* _Aim_: List all lines in the material below that contain "MACD".

* _Data_:
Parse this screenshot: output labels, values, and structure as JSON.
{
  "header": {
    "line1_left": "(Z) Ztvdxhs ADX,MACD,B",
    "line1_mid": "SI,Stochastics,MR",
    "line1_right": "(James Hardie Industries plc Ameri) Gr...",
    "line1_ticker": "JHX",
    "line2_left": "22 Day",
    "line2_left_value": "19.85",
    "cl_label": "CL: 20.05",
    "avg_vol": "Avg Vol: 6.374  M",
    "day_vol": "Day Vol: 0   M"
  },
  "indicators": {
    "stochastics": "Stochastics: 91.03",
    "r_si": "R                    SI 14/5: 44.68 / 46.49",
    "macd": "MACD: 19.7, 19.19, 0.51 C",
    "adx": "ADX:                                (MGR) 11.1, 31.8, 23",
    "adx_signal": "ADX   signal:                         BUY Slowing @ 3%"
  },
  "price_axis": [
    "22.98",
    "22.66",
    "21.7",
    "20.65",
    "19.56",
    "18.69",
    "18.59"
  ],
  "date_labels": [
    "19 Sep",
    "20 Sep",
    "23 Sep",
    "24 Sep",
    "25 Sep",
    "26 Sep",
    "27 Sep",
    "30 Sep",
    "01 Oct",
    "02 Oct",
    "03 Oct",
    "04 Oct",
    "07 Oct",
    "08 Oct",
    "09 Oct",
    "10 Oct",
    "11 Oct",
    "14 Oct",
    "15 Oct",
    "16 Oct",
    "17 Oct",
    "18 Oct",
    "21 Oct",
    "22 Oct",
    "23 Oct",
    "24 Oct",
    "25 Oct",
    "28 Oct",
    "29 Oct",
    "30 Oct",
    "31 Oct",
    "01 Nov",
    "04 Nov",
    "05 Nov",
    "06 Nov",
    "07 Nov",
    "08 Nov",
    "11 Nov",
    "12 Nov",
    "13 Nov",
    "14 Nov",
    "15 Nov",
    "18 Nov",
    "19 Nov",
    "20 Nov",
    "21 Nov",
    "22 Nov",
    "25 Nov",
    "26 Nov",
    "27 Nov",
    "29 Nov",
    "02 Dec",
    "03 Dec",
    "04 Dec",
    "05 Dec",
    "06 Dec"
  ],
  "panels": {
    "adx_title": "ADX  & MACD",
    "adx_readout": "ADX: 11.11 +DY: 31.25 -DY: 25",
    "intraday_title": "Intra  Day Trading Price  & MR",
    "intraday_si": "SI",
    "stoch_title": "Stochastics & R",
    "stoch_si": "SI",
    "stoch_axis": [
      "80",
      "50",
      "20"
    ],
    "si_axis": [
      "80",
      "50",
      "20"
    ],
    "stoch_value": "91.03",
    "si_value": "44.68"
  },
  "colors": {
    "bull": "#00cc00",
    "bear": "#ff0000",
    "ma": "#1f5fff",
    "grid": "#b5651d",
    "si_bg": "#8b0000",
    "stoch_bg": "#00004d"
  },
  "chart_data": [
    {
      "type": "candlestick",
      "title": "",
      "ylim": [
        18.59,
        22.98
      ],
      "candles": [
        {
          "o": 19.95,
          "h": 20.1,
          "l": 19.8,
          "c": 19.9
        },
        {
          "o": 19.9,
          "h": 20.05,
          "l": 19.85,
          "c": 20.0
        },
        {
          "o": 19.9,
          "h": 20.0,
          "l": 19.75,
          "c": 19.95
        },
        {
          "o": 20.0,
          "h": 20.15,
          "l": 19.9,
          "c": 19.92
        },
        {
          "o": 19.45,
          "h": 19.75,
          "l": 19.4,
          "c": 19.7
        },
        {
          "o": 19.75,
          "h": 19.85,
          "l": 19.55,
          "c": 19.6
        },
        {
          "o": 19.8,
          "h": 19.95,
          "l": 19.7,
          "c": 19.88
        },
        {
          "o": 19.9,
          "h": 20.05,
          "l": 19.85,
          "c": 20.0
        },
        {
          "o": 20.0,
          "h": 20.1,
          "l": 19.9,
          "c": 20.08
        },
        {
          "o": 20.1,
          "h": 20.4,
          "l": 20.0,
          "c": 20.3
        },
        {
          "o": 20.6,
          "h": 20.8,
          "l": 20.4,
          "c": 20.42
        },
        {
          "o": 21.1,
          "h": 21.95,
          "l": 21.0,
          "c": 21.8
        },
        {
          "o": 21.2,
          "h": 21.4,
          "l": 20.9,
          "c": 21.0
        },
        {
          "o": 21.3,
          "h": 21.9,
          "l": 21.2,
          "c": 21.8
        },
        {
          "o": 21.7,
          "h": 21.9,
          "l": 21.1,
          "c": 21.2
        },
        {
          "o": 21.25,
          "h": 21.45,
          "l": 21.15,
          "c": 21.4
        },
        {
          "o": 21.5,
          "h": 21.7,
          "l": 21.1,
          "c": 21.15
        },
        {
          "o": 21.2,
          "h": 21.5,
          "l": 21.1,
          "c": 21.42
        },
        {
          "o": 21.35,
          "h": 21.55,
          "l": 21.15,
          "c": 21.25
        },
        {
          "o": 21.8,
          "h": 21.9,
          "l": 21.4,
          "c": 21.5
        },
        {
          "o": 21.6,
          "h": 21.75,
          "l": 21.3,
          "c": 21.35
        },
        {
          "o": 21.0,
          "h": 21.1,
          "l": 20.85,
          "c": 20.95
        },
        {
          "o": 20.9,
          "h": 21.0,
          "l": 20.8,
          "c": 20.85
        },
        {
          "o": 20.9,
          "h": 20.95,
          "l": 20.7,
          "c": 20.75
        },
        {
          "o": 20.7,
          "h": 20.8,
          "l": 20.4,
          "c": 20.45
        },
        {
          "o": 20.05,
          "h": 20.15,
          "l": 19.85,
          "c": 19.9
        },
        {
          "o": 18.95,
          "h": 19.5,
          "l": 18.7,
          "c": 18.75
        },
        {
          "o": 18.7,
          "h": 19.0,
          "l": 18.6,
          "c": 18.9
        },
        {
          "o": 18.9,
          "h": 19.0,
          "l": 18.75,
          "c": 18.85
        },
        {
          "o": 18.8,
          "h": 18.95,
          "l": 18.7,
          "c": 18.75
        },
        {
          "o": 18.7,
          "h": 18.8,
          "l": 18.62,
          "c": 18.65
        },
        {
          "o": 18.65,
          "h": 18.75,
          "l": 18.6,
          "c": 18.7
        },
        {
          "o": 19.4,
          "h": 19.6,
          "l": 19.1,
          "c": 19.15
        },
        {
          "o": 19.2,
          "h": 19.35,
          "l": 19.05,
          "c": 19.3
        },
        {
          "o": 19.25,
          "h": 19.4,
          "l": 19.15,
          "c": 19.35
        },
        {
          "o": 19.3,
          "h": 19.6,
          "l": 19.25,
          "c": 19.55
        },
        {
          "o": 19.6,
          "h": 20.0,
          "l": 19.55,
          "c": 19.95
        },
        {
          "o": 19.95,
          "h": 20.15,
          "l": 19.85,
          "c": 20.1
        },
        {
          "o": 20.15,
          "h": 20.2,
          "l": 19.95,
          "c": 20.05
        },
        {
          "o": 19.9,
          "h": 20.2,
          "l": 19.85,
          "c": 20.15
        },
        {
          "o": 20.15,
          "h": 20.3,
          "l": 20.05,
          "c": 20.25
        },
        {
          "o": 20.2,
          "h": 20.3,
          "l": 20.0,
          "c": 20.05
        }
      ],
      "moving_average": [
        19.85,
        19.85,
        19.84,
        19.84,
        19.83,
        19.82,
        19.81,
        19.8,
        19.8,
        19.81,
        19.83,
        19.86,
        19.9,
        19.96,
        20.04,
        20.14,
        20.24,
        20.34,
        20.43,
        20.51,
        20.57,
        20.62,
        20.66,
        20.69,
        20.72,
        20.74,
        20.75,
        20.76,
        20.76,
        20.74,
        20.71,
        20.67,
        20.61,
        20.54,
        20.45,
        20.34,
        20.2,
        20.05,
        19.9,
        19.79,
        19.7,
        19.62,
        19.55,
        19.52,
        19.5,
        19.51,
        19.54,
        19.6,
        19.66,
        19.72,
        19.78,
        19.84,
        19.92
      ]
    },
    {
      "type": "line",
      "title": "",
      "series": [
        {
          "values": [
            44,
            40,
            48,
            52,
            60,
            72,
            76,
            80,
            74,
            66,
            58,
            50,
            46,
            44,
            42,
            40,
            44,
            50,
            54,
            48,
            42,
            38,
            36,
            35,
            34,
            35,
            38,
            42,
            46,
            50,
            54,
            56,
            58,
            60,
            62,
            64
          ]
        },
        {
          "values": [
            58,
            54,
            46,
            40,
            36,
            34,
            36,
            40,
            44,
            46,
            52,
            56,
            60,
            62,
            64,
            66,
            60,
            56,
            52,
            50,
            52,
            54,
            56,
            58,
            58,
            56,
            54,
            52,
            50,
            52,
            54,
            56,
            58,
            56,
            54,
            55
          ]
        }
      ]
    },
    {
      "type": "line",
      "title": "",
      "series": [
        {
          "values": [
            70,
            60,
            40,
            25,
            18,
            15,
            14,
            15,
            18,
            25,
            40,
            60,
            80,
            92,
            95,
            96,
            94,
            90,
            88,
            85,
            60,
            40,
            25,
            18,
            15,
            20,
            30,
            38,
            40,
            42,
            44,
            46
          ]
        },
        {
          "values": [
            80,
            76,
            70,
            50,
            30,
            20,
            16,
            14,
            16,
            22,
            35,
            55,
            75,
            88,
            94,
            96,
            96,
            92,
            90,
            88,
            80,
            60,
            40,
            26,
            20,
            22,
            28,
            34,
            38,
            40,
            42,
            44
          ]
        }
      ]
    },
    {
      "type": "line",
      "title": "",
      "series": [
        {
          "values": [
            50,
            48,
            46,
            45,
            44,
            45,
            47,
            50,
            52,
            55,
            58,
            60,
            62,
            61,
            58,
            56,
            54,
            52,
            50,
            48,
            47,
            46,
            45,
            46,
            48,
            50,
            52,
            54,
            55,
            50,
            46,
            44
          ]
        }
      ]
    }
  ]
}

* _Correct response_:
    "line1_left": "(Z) Ztvdxhs ADX,MACD,B",
    "macd": "MACD: 19.7, 19.19, 0.51 C",
    "adx_title": "ADX  & MACD",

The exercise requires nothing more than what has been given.